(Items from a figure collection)
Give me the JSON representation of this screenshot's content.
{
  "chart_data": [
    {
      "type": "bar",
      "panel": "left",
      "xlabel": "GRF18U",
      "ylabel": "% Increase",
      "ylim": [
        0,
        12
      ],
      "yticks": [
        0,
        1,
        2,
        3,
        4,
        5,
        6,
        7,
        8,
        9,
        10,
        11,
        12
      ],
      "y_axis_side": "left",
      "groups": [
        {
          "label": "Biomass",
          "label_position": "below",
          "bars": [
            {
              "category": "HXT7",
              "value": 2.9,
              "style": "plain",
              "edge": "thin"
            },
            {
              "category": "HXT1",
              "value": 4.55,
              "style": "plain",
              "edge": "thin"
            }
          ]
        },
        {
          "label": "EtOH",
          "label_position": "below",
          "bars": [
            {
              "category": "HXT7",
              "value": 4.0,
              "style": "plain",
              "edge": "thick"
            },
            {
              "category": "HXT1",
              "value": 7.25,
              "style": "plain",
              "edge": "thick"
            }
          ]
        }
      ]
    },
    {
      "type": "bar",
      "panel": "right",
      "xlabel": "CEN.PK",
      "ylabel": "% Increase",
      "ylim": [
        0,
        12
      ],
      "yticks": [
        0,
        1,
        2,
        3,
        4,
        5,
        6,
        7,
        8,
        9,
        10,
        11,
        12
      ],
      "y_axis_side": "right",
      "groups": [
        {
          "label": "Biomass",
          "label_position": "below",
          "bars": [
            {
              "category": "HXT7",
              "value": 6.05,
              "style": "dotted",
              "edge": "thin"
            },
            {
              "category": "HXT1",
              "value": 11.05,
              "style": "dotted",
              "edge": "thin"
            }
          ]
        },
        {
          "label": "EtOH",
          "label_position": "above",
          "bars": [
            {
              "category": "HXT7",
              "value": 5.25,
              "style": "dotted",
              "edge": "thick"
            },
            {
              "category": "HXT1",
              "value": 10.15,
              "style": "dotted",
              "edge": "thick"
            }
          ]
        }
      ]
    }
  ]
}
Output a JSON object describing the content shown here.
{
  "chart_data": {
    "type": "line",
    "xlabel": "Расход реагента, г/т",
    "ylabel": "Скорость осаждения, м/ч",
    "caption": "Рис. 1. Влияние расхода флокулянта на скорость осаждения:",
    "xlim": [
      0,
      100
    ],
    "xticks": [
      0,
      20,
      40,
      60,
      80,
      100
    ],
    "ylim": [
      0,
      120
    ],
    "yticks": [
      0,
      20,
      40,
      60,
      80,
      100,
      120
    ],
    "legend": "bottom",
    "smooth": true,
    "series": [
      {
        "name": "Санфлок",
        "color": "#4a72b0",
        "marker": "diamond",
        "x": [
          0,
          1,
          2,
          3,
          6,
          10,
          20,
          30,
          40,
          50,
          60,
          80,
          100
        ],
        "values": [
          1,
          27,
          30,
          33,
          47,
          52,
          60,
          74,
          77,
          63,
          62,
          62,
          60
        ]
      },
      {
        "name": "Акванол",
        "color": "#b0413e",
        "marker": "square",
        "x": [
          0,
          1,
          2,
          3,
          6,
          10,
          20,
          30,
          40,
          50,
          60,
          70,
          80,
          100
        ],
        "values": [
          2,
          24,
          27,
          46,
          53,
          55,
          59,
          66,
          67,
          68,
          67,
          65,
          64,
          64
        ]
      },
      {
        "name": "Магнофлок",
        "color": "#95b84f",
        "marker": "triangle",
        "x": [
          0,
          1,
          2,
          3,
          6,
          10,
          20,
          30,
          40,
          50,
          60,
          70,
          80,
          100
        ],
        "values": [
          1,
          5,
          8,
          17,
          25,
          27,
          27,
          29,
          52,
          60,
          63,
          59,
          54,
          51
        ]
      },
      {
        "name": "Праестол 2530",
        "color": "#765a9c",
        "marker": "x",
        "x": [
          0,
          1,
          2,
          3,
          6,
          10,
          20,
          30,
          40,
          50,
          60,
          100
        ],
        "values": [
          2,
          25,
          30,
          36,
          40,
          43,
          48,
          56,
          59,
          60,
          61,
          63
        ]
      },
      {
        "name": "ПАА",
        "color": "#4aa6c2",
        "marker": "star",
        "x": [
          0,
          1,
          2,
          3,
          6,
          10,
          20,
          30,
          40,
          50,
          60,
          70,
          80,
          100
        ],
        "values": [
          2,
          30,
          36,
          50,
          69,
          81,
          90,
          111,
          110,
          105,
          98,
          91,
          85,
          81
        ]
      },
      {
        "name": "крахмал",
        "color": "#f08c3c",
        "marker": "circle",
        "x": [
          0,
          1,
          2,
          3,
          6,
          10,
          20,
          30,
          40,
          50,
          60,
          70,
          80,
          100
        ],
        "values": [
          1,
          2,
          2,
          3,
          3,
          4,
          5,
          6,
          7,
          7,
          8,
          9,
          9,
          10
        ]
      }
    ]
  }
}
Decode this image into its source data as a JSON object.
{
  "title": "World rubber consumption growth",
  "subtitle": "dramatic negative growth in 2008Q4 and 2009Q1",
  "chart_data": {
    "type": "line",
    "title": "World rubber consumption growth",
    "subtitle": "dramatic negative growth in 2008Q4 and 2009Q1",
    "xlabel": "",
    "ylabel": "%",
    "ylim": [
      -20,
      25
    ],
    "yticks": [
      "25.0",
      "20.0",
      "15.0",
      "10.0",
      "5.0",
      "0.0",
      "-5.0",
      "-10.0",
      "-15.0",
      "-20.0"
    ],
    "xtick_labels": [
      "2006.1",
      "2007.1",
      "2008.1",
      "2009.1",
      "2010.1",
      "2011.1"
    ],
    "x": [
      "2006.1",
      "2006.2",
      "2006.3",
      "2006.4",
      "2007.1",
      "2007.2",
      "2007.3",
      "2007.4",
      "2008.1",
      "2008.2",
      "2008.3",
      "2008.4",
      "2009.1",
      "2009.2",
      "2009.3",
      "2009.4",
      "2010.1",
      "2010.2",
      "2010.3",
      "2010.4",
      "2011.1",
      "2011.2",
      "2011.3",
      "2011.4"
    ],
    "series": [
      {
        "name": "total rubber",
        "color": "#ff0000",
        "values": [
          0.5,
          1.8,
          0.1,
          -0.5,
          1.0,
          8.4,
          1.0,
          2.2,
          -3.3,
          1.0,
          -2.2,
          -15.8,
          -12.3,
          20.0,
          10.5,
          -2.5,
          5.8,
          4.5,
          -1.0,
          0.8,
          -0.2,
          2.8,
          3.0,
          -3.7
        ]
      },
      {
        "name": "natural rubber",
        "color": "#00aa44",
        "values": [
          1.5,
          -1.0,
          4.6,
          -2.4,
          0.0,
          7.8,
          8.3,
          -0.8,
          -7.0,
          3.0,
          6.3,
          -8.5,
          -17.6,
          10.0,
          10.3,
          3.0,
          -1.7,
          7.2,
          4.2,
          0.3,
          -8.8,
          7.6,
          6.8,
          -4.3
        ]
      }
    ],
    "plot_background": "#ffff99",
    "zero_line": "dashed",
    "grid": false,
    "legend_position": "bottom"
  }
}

## GIVEN PROBLEM
Go back to the listing above and please repeat it exactly.

## EXPECTED ANSWER
Give me the JSON representation of this screenshot's content.
{
  "chart_data": [
    {
      "type": "bar",
      "panel": "left",
      "xlabel": "GRF18U",
      "ylabel": "% Increase",
      "ylim": [
        0,
        12
      ],
      "yticks": [
        0,
        1,
        2,
        3,
        4,
        5,
        6,
        7,
        8,
        9,
        10,
        11,
        12
      ],
      "y_axis_side": "left",
      "groups": [
        {
          "label": "Biomass",
          "label_position": "below",
          "bars": [
            {
              "category": "HXT7",
              "value": 2.9,
              "style": "plain",
              "edge": "thin"
            },
            {
              "category": "HXT1",
              "value": 4.55,
              "style": "plain",
              "edge": "thin"
            }
          ]
        },
        {
          "label": "EtOH",
          "label_position": "below",
          "bars": [
            {
              "category": "HXT7",
              "value": 4.0,
              "style": "plain",
              "edge": "thick"
            },
            {
              "category": "HXT1",
              "value": 7.25,
              "style": "plain",
              "edge": "thick"
            }
          ]
        }
      ]
    },
    {
      "type": "bar",
      "panel": "right",
      "xlabel": "CEN.PK",
      "ylabel": "% Increase",
      "ylim": [
        0,
        12
      ],
      "yticks": [
        0,
        1,
        2,
        3,
        4,
        5,
        6,
        7,
        8,
        9,
        10,
        11,
        12
      ],
      "y_axis_side": "right",
      "groups": [
        {
          "label": "Biomass",
          "label_position": "below",
          "bars": [
            {
              "category": "HXT7",
              "value": 6.05,
              "style": "dotted",
              "edge": "thin"
            },
            {
              "category": "HXT1",
              "value": 11.05,
              "style": "dotted",
              "edge": "thin"
            }
          ]
        },
        {
          "label": "EtOH",
          "label_position": "above",
          "bars": [
            {
              "category": "HXT7",
              "value": 5.25,
              "style": "dotted",
              "edge": "thick"
            },
            {
              "category": "HXT1",
              "value": 10.15,
              "style": "dotted",
              "edge": "thick"
            }
          ]
        }
      ]
    }
  ]
}
Output a JSON object describing the content shown here.
{
  "chart_data": {
    "type": "line",
    "xlabel": "Расход реагента, г/т",
    "ylabel": "Скорость осаждения, м/ч",
    "caption": "Рис. 1. Влияние расхода флокулянта на скорость осаждения:",
    "xlim": [
      0,
      100
    ],
    "xticks": [
      0,
      20,
      40,
      60,
      80,
      100
    ],
    "ylim": [
      0,
      120
    ],
    "yticks": [
      0,
      20,
      40,
      60,
      80,
      100,
      120
    ],
    "legend": "bottom",
    "smooth": true,
    "series": [
      {
        "name": "Санфлок",
        "color": "#4a72b0",
        "marker": "diamond",
        "x": [
          0,
          1,
          2,
          3,
          6,
          10,
          20,
          30,
          40,
          50,
          60,
          80,
          100
        ],
        "values": [
          1,
          27,
          30,
          33,
          47,
          52,
          60,
          74,
          77,
          63,
          62,
          62,
          60
        ]
      },
      {
        "name": "Акванол",
        "color": "#b0413e",
        "marker": "square",
        "x": [
          0,
          1,
          2,
          3,
          6,
          10,
          20,
          30,
          40,
          50,
          60,
          70,
          80,
          100
        ],
        "values": [
          2,
          24,
          27,
          46,
          53,
          55,
          59,
          66,
          67,
          68,
          67,
          65,
          64,
          64
        ]
      },
      {
        "name": "Магнофлок",
        "color": "#95b84f",
        "marker": "triangle",
        "x": [
          0,
          1,
          2,
          3,
          6,
          10,
          20,
          30,
          40,
          50,
          60,
          70,
          80,
          100
        ],
        "values": [
          1,
          5,
          8,
          17,
          25,
          27,
          27,
          29,
          52,
          60,
          63,
          59,
          54,
          51
        ]
      },
      {
        "name": "Праестол 2530",
        "color": "#765a9c",
        "marker": "x",
        "x": [
          0,
          1,
          2,
          3,
          6,
          10,
          20,
          30,
          40,
          50,
          60,
          100
        ],
        "values": [
          2,
          25,
          30,
          36,
          40,
          43,
          48,
          56,
          59,
          60,
          61,
          63
        ]
      },
      {
        "name": "ПАА",
        "color": "#4aa6c2",
        "marker": "star",
        "x": [
          0,
          1,
          2,
          3,
          6,
          10,
          20,
          30,
          40,
          50,
          60,
          70,
          80,
          100
        ],
        "values": [
          2,
          30,
          36,
          50,
          69,
          81,
          90,
          111,
          110,
          105,
          98,
          91,
          85,
          81
        ]
      },
      {
        "name": "крахмал",
        "color": "#f08c3c",
        "marker": "circle",
        "x": [
          0,
          1,
          2,
          3,
          6,
          10,
          20,
          30,
          40,
          50,
          60,
          70,
          80,
          100
        ],
        "values": [
          1,
          2,
          2,
          3,
          3,
          4,
          5,
          6,
          7,
          7,
          8,
          9,
          9,
          10
        ]
      }
    ]
  }
}
Decode this image into its source data as a JSON object.
{
  "title": "World rubber consumption growth",
  "subtitle": "dramatic negative growth in 2008Q4 and 2009Q1",
  "chart_data": {
    "type": "line",
    "title": "World rubber consumption growth",
    "subtitle": "dramatic negative growth in 2008Q4 and 2009Q1",
    "xlabel": "",
    "ylabel": "%",
    "ylim": [
      -20,
      25
    ],
    "yticks": [
      "25.0",
      "20.0",
      "15.0",
      "10.0",
      "5.0",
      "0.0",
      "-5.0",
      "-10.0",
      "-15.0",
      "-20.0"
    ],
    "xtick_labels": [
      "2006.1",
      "2007.1",
      "2008.1",
      "2009.1",
      "2010.1",
      "2011.1"
    ],
    "x": [
      "2006.1",
      "2006.2",
      "2006.3",
      "2006.4",
      "2007.1",
      "2007.2",
      "2007.3",
      "2007.4",
      "2008.1",
      "2008.2",
      "2008.3",
      "2008.4",
      "2009.1",
      "2009.2",
      "2009.3",
      "2009.4",
      "2010.1",
      "2010.2",
      "2010.3",
      "2010.4",
      "2011.1",
      "2011.2",
      "2011.3",
      "2011.4"
    ],
    "series": [
      {
        "name": "total rubber",
        "color": "#ff0000",
        "values": [
          0.5,
          1.8,
          0.1,
          -0.5,
          1.0,
          8.4,
          1.0,
          2.2,
          -3.3,
          1.0,
          -2.2,
          -15.8,
          -12.3,
          20.0,
          10.5,
          -2.5,
          5.8,
          4.5,
          -1.0,
          0.8,
          -0.2,
          2.8,
          3.0,
          -3.7
        ]
      },
      {
        "name": "natural rubber",
        "color": "#00aa44",
        "values": [
          1.5,
          -1.0,
          4.6,
          -2.4,
          0.0,
          7.8,
          8.3,
          -0.8,
          -7.0,
          3.0,
          6.3,
          -8.5,
          -17.6,
          10.0,
          10.3,
          3.0,
          -1.7,
          7.2,
          4.2,
          0.3,
          -8.8,
          7.6,
          6.8,
          -4.3
        ]
      }
    ],
    "plot_background": "#ffff99",
    "zero_line": "dashed",
    "grid": false,
    "legend_position": "bottom"
  }
}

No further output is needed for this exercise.